**Prompt:** Every line of the records that holds the word "efecto" should be copied out.

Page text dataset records
◇ ◇ ◇ ◇
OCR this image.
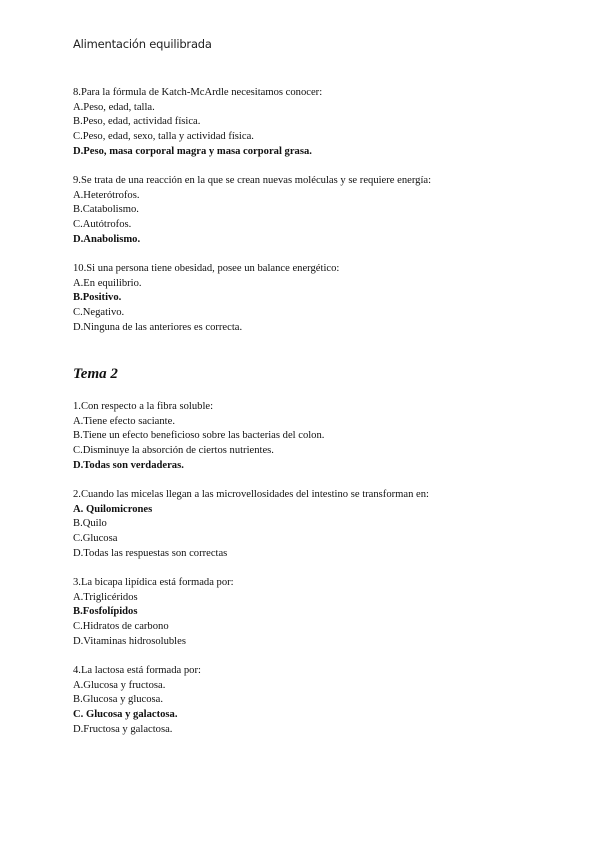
Alimentación equilibrada
8.Para la fórmula de Katch-McArdle necesitamos conocer:
A.Peso, edad, talla.
B.Peso, edad, actividad física.
C.Peso, edad, sexo, talla y actividad física.
D.Peso, masa corporal magra y masa corporal grasa.
9.Se trata de una reacción en la que se crean nuevas moléculas y se requiere energía:
A.Heterótrofos.
B.Catabolismo.
C.Autótrofos.
D.Anabolismo.
10.Si una persona tiene obesidad, posee un balance energético:
A.En equilibrio.
B.Positivo.
C.Negativo.
D.Ninguna de las anteriores es correcta.
Tema 2
1.Con respecto a la fibra soluble:
A.Tiene efecto saciante.
B.Tiene un efecto beneficioso sobre las bacterias del colon.
C.Disminuye la absorción de ciertos nutrientes.
D.Todas son verdaderas.
2.Cuando las micelas llegan a las microvellosidades del intestino se transforman en:
A. Quilomicrones
B.Quilo
C.Glucosa
D.Todas las respuestas son correctas
3.La bicapa lipídica está formada por:
A.Triglicéridos
B.Fosfolípidos
C.Hidratos de carbono
D.Vitaminas hidrosolubles
4.La lactosa está formada por:
A.Glucosa y fructosa.
B.Glucosa y glucosa.
C. Glucosa y galactosa.
D.Fructosa y galactosa.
◇ ◇ ◇ ◇
**Answer to this exercise:**
A.Tiene efecto saciante.
B.Tiene un efecto beneficioso sobre las bacterias del colon.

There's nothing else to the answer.